Can you retype every one of the items below character for character, with no changes?

— Begin Data rows —

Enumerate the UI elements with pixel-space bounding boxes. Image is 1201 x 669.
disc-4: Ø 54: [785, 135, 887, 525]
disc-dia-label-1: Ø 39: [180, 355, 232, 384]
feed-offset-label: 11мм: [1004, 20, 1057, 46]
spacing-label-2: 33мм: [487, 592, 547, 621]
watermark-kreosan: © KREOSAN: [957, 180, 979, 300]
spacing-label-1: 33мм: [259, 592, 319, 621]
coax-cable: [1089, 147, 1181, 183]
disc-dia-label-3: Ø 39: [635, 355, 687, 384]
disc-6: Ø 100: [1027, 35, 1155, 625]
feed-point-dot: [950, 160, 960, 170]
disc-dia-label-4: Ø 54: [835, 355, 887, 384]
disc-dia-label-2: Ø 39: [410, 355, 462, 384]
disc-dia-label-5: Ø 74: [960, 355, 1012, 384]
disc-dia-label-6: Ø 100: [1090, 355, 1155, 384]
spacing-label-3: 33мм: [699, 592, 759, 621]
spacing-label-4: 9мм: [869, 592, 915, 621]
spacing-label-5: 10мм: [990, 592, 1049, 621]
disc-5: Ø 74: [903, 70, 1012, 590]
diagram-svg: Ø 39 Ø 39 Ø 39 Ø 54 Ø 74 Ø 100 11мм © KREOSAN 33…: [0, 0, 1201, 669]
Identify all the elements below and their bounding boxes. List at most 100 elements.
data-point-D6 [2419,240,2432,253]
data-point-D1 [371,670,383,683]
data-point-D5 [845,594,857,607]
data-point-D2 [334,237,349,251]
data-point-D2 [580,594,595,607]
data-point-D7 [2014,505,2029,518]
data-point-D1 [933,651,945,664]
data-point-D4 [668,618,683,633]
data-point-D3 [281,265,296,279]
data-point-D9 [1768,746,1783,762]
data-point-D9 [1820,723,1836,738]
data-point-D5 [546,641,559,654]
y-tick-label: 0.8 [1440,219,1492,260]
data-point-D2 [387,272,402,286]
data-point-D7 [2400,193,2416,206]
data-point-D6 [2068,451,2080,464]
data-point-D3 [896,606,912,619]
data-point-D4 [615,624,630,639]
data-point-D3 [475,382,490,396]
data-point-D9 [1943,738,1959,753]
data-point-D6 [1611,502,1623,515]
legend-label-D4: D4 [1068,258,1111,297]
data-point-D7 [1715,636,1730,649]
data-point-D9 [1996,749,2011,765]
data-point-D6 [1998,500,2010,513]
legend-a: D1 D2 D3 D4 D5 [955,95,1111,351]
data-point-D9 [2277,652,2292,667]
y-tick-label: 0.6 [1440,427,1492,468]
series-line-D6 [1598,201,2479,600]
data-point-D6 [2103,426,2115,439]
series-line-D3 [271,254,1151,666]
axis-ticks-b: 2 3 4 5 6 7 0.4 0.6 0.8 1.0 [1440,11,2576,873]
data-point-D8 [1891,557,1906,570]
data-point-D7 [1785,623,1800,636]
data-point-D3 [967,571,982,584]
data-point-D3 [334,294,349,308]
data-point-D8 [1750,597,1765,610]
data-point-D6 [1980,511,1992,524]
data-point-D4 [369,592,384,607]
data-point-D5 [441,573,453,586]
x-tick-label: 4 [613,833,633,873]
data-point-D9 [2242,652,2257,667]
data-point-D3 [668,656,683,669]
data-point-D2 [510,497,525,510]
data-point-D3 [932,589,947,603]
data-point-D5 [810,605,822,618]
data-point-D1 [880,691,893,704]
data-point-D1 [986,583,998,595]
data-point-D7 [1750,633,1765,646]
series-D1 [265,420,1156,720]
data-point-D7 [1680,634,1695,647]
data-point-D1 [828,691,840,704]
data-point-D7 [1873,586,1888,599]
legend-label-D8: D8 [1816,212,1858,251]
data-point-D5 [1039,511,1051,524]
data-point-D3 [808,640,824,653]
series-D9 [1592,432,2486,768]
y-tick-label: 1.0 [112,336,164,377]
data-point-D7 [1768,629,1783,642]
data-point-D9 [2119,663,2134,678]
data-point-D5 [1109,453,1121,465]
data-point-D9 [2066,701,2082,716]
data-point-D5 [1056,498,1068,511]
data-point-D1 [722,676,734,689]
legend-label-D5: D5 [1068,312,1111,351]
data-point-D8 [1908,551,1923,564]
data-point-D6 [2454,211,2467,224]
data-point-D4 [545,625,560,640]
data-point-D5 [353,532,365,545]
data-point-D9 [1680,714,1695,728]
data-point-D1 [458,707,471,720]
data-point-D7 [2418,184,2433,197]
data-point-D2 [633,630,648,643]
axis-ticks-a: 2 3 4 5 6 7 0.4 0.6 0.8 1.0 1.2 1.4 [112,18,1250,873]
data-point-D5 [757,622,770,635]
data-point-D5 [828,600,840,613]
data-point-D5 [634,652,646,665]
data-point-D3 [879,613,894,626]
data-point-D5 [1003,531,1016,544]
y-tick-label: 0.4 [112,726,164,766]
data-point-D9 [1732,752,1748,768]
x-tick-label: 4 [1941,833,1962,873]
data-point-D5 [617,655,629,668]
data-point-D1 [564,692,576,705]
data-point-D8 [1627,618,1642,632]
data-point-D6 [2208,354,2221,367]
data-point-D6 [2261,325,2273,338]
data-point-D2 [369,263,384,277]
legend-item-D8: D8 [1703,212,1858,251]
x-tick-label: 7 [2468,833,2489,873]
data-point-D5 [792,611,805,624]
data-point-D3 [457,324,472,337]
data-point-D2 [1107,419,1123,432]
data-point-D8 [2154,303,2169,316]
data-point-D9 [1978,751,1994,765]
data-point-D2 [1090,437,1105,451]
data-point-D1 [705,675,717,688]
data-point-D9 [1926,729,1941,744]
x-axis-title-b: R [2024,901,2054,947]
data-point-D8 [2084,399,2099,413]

— End Data rows —

◆ Worked solution:
Enumerate the UI elements with pixel-space bounding boxes. Image is 1201 x 669.
disc-4: Ø 54: [785, 135, 887, 525]
disc-dia-label-1: Ø 39: [180, 355, 232, 384]
feed-offset-label: 11мм: [1004, 20, 1057, 46]
spacing-label-2: 33мм: [487, 592, 547, 621]
watermark-kreosan: © KREOSAN: [957, 180, 979, 300]
spacing-label-1: 33мм: [259, 592, 319, 621]
coax-cable: [1089, 147, 1181, 183]
disc-dia-label-3: Ø 39: [635, 355, 687, 384]
disc-6: Ø 100: [1027, 35, 1155, 625]
feed-point-dot: [950, 160, 960, 170]
disc-dia-label-4: Ø 54: [835, 355, 887, 384]
disc-dia-label-2: Ø 39: [410, 355, 462, 384]
disc-dia-label-5: Ø 74: [960, 355, 1012, 384]
disc-dia-label-6: Ø 100: [1090, 355, 1155, 384]
spacing-label-3: 33мм: [699, 592, 759, 621]
spacing-label-4: 9мм: [869, 592, 915, 621]
spacing-label-5: 10мм: [990, 592, 1049, 621]
disc-5: Ø 74: [903, 70, 1012, 590]
diagram-svg: Ø 39 Ø 39 Ø 39 Ø 54 Ø 74 Ø 100 11мм © KREOSAN 33…: [0, 0, 1201, 669]
Identify all the elements below and their bounding boxes. List at most 100 elements.
data-point-D6 [2419,240,2432,253]
data-point-D1 [371,670,383,683]
data-point-D5 [845,594,857,607]
data-point-D2 [334,237,349,251]
data-point-D2 [580,594,595,607]
data-point-D7 [2014,505,2029,518]
data-point-D1 [933,651,945,664]
data-point-D4 [668,618,683,633]
data-point-D3 [281,265,296,279]
data-point-D9 [1768,746,1783,762]
data-point-D9 [1820,723,1836,738]
data-point-D5 [546,641,559,654]
y-tick-label: 0.8 [1440,219,1492,260]
data-point-D2 [387,272,402,286]
data-point-D7 [2400,193,2416,206]
data-point-D6 [2068,451,2080,464]
data-point-D3 [896,606,912,619]
data-point-D4 [615,624,630,639]
data-point-D3 [475,382,490,396]
data-point-D9 [1943,738,1959,753]
data-point-D6 [1611,502,1623,515]
legend-label-D4: D4 [1068,258,1111,297]
data-point-D7 [1715,636,1730,649]
data-point-D9 [1996,749,2011,765]
data-point-D6 [1998,500,2010,513]
legend-a: D1 D2 D3 D4 D5 [955,95,1111,351]
data-point-D9 [2277,652,2292,667]
y-tick-label: 0.6 [1440,427,1492,468]
series-line-D6 [1598,201,2479,600]
data-point-D6 [2103,426,2115,439]
series-line-D3 [271,254,1151,666]
axis-ticks-b: 2 3 4 5 6 7 0.4 0.6 0.8 1.0 [1440,11,2576,873]
data-point-D8 [1891,557,1906,570]
data-point-D7 [1785,623,1800,636]
data-point-D3 [967,571,982,584]
data-point-D3 [334,294,349,308]
data-point-D8 [1750,597,1765,610]
data-point-D6 [1980,511,1992,524]
data-point-D4 [369,592,384,607]
data-point-D5 [441,573,453,586]
x-tick-label: 4 [613,833,633,873]
data-point-D9 [2242,652,2257,667]
data-point-D3 [668,656,683,669]
data-point-D2 [510,497,525,510]
data-point-D3 [932,589,947,603]
data-point-D5 [810,605,822,618]
data-point-D1 [880,691,893,704]
data-point-D1 [986,583,998,595]
data-point-D7 [1750,633,1765,646]
series-D1 [265,420,1156,720]
data-point-D7 [1680,634,1695,647]
data-point-D1 [828,691,840,704]
data-point-D7 [1873,586,1888,599]
legend-label-D8: D8 [1816,212,1858,251]
data-point-D5 [1039,511,1051,524]
data-point-D3 [808,640,824,653]
series-D9 [1592,432,2486,768]
y-tick-label: 1.0 [112,336,164,377]
data-point-D7 [1768,629,1783,642]
data-point-D9 [2119,663,2134,678]
data-point-D5 [1109,453,1121,465]
data-point-D9 [2066,701,2082,716]
data-point-D5 [1056,498,1068,511]
data-point-D1 [722,676,734,689]
legend-label-D5: D5 [1068,312,1111,351]
data-point-D8 [1908,551,1923,564]
data-point-D6 [2454,211,2467,224]
data-point-D4 [545,625,560,640]
data-point-D5 [353,532,365,545]
data-point-D9 [1680,714,1695,728]
data-point-D1 [458,707,471,720]
data-point-D7 [2418,184,2433,197]
data-point-D2 [633,630,648,643]
axis-ticks-a: 2 3 4 5 6 7 0.4 0.6 0.8 1.0 1.2 1.4 [112,18,1250,873]
data-point-D5 [757,622,770,635]
data-point-D5 [828,600,840,613]
data-point-D5 [634,652,646,665]
data-point-D3 [879,613,894,626]
data-point-D5 [1003,531,1016,544]
y-tick-label: 0.4 [112,726,164,766]
data-point-D9 [1732,752,1748,768]
x-tick-label: 4 [1941,833,1962,873]
data-point-D5 [617,655,629,668]
data-point-D1 [564,692,576,705]
data-point-D8 [1627,618,1642,632]
data-point-D6 [2208,354,2221,367]
data-point-D6 [2261,325,2273,338]
data-point-D2 [369,263,384,277]
legend-item-D8: D8 [1703,212,1858,251]
x-tick-label: 7 [2468,833,2489,873]
data-point-D5 [792,611,805,624]
data-point-D3 [457,324,472,337]
data-point-D2 [1107,419,1123,432]
data-point-D8 [2154,303,2169,316]
data-point-D9 [1978,751,1994,765]
data-point-D2 [1090,437,1105,451]
data-point-D1 [705,675,717,688]
data-point-D9 [1926,729,1941,744]
x-axis-title-b: R [2024,901,2054,947]
data-point-D8 [2084,399,2099,413]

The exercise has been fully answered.